(Data listing)
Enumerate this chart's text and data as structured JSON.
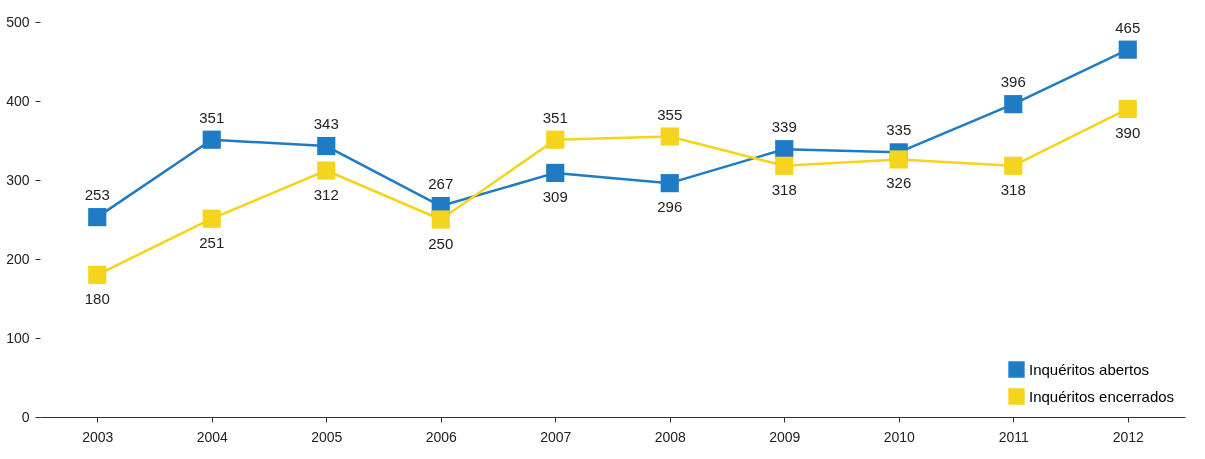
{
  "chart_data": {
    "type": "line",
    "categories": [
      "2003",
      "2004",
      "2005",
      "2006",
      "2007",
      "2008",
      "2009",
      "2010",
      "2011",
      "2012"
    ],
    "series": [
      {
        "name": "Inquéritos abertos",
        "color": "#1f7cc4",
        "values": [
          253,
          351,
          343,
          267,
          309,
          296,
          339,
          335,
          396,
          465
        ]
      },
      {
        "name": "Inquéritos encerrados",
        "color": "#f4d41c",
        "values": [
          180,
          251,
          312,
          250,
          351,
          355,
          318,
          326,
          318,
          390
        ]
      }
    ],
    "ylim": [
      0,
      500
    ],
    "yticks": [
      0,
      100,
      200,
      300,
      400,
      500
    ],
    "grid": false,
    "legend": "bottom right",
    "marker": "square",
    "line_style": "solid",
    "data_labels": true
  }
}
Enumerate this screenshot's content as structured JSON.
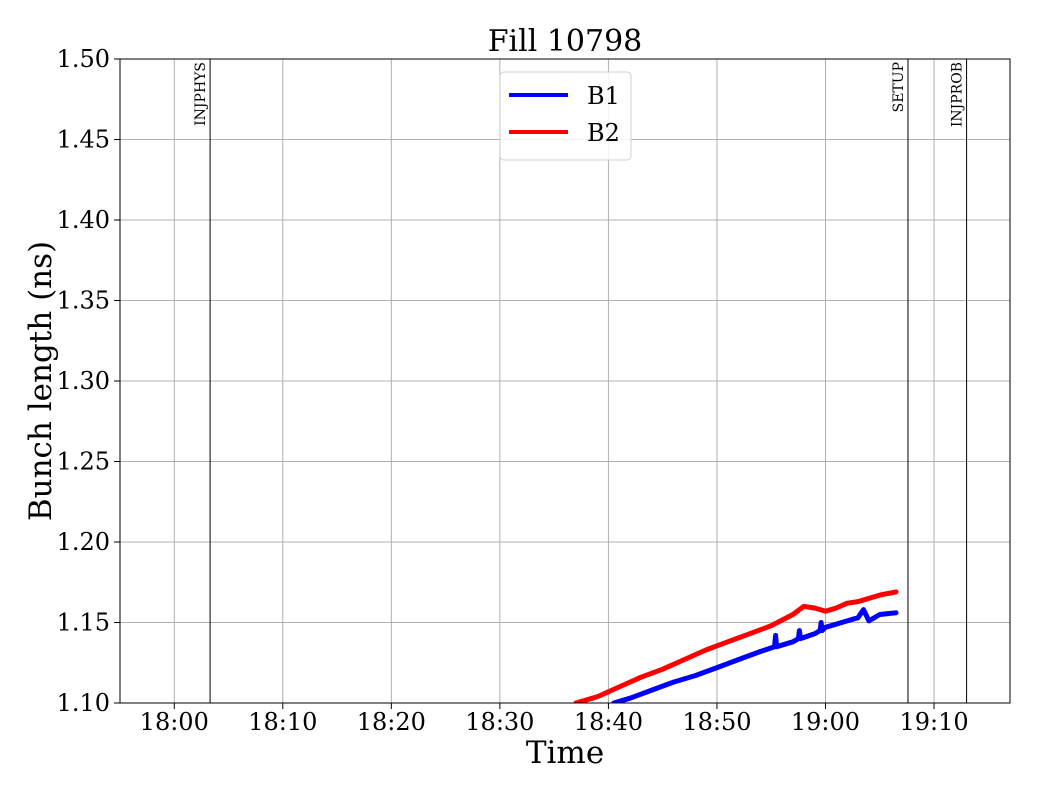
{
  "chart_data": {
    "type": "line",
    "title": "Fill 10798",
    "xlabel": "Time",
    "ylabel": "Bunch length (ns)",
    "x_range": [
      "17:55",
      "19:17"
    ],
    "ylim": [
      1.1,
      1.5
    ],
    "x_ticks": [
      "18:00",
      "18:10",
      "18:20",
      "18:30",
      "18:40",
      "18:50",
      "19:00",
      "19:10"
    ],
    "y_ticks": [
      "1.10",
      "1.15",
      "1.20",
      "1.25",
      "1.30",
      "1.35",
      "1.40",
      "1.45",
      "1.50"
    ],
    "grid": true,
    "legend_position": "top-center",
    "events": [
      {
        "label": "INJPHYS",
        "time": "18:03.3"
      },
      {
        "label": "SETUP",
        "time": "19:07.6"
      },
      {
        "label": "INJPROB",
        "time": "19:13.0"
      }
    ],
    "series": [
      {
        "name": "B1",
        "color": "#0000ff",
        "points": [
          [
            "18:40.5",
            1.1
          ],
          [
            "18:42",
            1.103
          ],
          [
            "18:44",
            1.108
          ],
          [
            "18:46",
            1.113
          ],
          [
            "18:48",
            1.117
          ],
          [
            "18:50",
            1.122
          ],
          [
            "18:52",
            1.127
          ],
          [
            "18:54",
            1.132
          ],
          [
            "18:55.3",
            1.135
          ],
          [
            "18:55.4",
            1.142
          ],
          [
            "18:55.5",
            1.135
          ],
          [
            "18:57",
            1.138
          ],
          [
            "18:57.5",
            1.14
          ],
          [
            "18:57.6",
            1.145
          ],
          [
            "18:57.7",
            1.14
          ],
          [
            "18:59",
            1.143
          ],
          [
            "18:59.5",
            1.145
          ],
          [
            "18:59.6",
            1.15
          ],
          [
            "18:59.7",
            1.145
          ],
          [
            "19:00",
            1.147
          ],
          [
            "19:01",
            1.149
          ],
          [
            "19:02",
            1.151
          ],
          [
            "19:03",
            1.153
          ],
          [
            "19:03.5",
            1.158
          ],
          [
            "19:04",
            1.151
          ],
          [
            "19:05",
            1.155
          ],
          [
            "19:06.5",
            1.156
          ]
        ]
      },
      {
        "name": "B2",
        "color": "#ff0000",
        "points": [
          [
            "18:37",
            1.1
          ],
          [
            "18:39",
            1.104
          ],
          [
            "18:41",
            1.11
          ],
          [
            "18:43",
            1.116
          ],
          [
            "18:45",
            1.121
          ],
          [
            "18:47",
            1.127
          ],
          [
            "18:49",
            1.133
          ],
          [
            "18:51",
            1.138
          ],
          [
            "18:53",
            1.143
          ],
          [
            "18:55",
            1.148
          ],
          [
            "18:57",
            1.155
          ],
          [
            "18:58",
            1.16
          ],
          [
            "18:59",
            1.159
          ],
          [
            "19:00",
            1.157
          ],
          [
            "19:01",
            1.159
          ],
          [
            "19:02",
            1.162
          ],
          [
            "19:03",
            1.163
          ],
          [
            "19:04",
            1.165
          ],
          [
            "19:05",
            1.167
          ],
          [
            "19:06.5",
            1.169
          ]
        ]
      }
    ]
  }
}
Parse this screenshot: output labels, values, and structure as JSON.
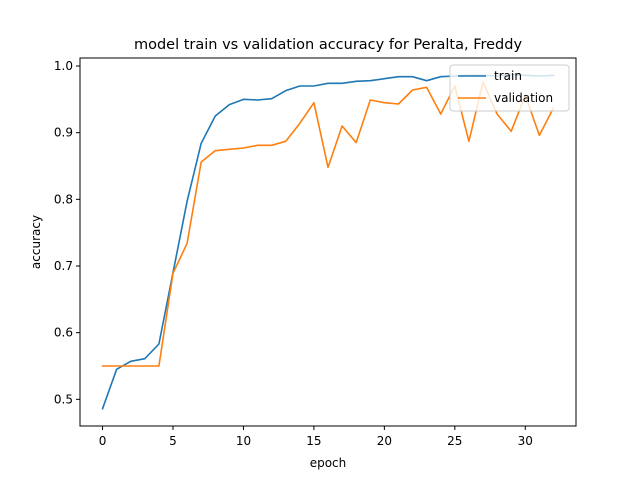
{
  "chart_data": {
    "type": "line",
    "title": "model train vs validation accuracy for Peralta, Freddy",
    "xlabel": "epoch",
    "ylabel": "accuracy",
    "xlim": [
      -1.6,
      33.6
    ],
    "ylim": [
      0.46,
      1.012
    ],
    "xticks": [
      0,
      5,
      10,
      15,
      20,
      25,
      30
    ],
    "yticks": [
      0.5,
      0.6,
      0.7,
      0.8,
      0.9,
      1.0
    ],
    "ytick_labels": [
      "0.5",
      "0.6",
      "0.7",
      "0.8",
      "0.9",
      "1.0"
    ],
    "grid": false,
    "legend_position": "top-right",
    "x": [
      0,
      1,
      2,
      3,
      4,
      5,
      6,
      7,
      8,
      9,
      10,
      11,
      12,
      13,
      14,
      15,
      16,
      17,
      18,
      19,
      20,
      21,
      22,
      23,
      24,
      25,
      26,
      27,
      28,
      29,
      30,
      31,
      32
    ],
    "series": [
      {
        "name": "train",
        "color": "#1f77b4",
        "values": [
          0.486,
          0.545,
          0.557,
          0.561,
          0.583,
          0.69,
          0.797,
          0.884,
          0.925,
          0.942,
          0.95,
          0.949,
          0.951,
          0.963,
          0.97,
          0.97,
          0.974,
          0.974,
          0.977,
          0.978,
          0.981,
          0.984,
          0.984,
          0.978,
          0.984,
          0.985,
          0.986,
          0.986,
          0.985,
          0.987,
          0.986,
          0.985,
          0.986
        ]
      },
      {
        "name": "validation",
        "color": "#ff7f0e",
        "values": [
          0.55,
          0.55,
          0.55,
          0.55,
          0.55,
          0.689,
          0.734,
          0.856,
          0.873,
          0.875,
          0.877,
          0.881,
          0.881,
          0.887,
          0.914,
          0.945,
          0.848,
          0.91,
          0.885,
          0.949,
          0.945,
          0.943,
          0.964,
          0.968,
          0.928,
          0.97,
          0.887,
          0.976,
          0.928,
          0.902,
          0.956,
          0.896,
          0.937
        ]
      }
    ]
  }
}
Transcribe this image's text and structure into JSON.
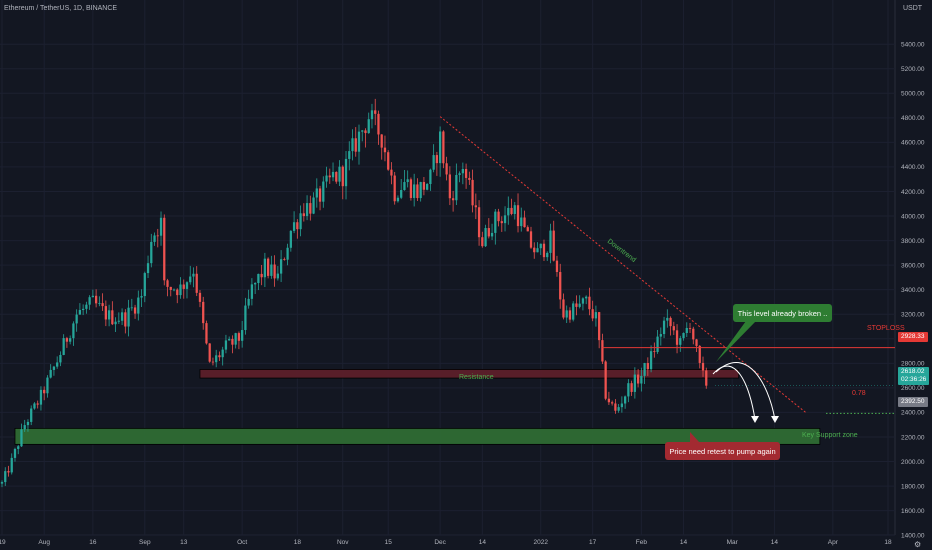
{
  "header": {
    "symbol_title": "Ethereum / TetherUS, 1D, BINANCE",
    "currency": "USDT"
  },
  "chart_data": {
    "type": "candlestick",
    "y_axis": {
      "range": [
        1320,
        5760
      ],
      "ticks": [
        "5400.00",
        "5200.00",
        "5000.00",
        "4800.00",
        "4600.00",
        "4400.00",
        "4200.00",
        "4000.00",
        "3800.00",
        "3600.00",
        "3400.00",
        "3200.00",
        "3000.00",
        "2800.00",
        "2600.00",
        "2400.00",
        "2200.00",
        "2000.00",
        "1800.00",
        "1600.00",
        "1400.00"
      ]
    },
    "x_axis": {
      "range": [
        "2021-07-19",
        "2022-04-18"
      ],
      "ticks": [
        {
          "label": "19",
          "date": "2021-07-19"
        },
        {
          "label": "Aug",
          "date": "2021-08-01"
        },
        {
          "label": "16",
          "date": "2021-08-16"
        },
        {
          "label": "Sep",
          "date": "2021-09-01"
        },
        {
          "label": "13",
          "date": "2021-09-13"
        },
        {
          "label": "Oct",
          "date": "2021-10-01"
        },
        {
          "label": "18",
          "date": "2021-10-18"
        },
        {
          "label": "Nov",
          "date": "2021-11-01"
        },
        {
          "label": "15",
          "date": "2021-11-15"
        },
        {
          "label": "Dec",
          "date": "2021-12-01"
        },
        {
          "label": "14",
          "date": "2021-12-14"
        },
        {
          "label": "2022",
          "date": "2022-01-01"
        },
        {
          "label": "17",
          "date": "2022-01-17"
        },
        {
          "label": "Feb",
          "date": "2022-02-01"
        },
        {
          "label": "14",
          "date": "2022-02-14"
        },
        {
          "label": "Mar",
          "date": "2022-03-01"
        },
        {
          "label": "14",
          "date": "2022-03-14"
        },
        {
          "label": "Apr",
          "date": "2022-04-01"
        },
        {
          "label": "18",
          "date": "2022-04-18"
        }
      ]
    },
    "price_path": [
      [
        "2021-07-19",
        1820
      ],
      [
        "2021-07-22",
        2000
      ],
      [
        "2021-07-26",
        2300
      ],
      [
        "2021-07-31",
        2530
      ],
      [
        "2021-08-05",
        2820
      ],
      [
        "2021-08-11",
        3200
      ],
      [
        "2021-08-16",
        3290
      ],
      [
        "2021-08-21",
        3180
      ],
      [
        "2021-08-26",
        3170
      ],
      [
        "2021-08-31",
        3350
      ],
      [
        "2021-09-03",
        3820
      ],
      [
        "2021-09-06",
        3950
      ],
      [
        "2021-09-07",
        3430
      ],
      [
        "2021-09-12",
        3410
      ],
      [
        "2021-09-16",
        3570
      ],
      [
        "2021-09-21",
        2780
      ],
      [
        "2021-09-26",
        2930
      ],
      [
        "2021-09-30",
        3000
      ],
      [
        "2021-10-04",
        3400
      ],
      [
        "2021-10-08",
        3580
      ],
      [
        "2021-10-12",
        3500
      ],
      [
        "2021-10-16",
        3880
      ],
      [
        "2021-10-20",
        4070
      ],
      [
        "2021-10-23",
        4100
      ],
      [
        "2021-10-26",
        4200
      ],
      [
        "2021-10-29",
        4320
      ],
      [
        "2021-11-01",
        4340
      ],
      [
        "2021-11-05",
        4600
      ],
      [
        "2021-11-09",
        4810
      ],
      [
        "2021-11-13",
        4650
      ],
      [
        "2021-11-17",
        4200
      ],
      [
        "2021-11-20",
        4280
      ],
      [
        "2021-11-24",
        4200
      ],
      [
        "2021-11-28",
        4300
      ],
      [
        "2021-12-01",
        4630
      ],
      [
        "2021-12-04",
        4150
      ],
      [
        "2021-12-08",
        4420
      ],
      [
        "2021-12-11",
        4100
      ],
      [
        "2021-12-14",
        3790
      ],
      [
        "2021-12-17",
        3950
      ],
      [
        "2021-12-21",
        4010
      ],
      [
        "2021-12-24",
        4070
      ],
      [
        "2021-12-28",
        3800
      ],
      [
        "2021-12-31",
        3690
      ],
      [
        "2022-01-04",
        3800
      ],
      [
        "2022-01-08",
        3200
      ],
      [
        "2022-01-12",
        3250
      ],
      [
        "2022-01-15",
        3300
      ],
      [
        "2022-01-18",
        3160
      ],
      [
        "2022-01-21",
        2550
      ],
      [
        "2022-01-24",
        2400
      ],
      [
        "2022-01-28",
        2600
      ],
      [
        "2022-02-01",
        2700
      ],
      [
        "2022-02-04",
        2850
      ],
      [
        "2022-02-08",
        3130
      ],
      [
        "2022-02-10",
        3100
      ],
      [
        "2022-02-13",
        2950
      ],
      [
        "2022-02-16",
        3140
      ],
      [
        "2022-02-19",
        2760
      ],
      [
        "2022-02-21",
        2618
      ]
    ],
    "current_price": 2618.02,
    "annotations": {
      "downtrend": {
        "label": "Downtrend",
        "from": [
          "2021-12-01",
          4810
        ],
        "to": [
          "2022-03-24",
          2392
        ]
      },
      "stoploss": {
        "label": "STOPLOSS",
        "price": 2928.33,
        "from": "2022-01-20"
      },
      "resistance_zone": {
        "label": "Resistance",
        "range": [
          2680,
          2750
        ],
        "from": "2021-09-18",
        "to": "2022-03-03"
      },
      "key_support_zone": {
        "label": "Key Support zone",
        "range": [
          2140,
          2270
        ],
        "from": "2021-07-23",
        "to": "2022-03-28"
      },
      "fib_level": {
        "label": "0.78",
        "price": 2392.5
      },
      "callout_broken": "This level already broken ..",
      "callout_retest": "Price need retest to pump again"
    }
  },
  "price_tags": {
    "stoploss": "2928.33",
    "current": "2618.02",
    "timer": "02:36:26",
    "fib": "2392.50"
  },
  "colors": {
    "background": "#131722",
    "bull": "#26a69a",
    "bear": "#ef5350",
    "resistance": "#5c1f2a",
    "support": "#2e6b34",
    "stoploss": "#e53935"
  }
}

WORK REQUIRED: Among these entries, how many lines include the string "Enumerate"? Reply with the number by itself.

COMPLETED TASK: 2